[Some records]
- - - -

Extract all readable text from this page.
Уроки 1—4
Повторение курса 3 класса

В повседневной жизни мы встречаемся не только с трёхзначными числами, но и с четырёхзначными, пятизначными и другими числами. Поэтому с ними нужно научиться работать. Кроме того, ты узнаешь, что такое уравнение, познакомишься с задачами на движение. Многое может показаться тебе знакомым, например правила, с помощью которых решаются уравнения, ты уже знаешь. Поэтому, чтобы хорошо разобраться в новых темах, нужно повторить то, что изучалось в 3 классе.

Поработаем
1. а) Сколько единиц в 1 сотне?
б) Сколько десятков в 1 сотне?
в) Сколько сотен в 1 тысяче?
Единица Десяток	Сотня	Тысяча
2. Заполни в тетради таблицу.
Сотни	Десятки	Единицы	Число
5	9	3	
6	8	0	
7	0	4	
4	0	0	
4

- - - -

Which lines contain "сотне"? Show each of them.

1. а) Сколько единиц в 1 сотне?
б) Сколько десятков в 1 сотне?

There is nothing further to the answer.